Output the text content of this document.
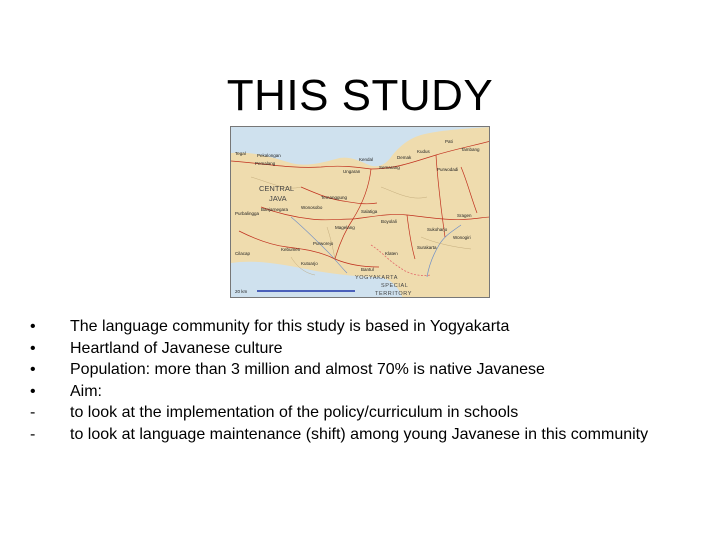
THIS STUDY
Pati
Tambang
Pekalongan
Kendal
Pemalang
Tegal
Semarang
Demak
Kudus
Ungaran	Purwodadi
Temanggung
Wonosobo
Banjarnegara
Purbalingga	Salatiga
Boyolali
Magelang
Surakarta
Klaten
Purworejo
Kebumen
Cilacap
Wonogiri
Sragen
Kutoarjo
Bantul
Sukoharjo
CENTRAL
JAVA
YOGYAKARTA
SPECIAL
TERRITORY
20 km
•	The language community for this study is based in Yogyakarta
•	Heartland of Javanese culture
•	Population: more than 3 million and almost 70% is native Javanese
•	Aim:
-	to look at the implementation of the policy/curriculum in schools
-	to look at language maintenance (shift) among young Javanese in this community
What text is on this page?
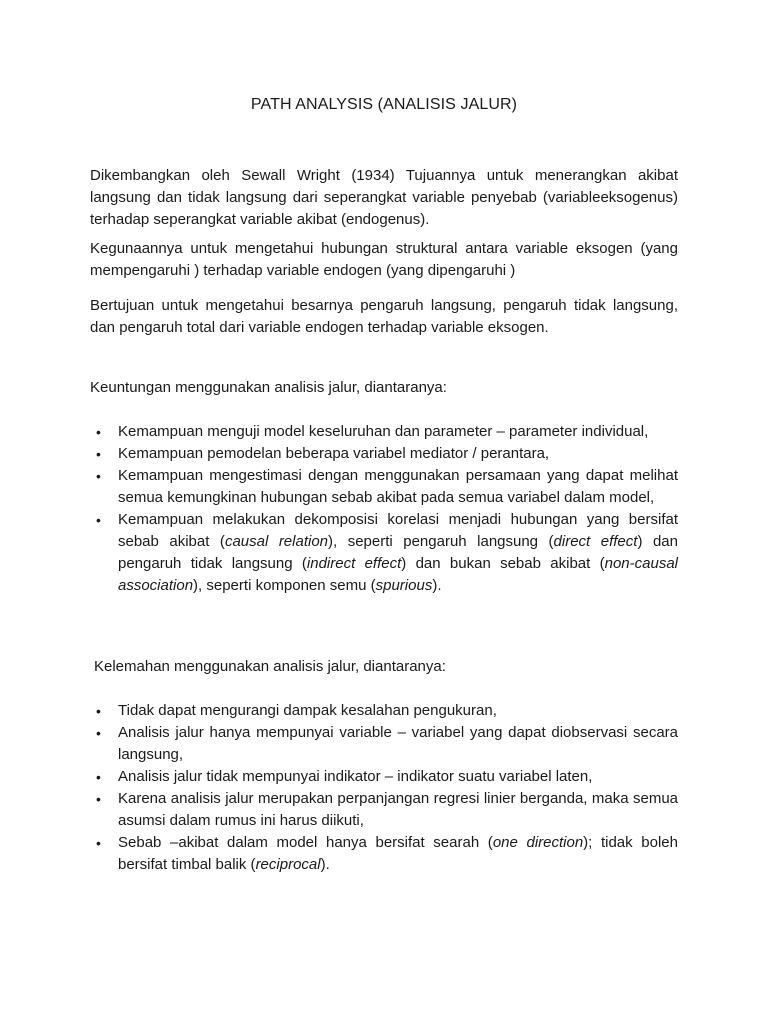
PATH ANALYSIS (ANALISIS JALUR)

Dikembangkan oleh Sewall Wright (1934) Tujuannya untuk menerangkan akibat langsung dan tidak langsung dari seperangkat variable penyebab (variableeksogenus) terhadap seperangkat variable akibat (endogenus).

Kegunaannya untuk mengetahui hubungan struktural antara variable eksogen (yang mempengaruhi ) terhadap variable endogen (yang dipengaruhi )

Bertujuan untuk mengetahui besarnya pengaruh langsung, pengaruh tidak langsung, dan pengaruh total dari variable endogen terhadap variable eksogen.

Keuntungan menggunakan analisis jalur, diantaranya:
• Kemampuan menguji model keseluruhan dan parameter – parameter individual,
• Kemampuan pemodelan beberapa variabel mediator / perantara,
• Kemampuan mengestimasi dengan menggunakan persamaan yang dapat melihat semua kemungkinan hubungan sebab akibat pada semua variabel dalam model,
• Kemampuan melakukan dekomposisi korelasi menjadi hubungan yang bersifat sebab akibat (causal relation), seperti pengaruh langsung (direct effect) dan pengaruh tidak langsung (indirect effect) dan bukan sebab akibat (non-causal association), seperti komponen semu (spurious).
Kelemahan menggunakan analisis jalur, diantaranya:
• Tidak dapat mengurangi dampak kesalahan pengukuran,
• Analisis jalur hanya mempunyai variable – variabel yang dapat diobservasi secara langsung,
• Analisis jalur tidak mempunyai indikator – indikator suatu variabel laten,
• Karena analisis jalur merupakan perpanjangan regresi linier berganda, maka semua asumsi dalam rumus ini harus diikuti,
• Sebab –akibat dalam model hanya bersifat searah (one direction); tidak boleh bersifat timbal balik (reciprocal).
::::::::::
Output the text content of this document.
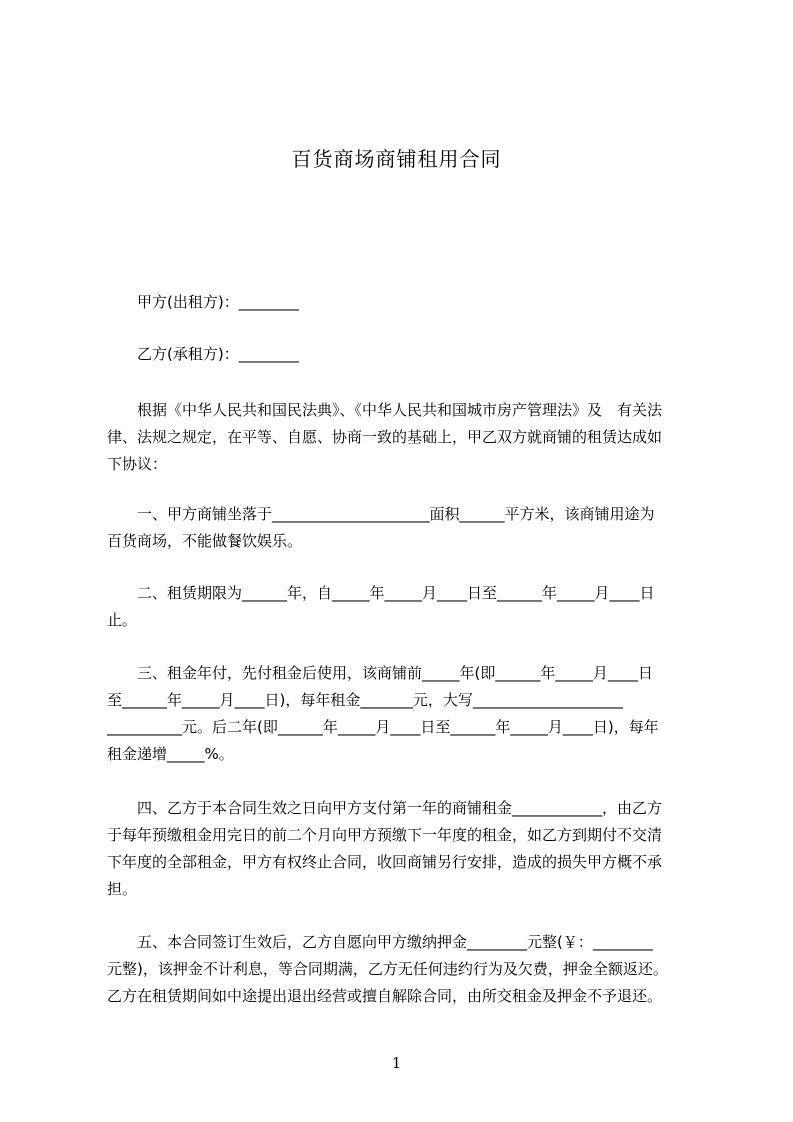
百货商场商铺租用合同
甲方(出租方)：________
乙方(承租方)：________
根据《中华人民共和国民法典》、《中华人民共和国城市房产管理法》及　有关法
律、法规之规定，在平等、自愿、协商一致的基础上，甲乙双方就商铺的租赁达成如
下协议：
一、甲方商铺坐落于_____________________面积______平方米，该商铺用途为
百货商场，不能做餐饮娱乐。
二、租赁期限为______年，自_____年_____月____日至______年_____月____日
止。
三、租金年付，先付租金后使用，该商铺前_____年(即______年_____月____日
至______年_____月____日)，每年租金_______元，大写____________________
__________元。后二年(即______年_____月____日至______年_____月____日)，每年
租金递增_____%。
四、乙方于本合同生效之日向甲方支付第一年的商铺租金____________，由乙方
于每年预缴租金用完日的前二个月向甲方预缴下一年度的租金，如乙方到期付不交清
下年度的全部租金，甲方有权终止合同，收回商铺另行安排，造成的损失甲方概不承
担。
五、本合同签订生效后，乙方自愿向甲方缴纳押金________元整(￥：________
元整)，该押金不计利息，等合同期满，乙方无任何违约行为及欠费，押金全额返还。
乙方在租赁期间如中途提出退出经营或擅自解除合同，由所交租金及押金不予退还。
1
::::::::::
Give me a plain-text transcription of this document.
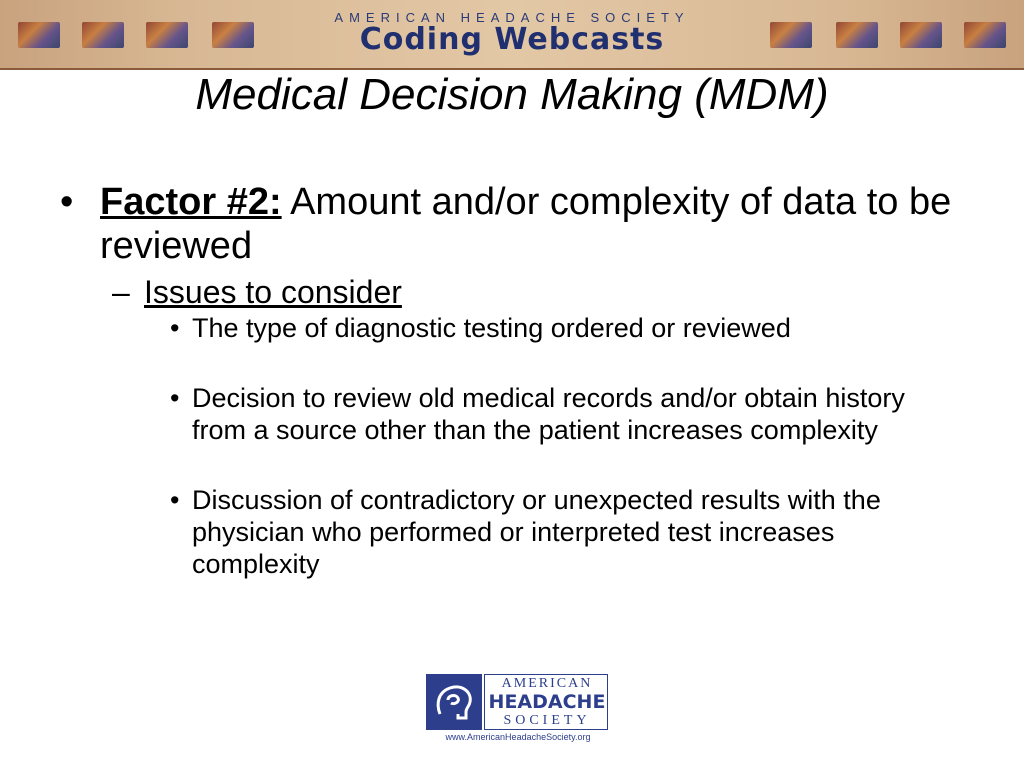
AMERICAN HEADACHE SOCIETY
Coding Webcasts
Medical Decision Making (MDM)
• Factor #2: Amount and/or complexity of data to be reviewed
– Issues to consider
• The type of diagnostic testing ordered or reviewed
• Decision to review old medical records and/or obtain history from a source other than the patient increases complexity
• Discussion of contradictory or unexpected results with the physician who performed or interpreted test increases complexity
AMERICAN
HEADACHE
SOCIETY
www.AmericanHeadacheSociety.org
::::::::::
WHAT THE TASK REQUIRES
Gather from the data above every line with the string "mempunyai".

RESULT
• Analisis jalur hanya mempunyai variable – variabel yang dapat diobservasi secara langsung,
• Analisis jalur tidak mempunyai indikator – indikator suatu variabel laten,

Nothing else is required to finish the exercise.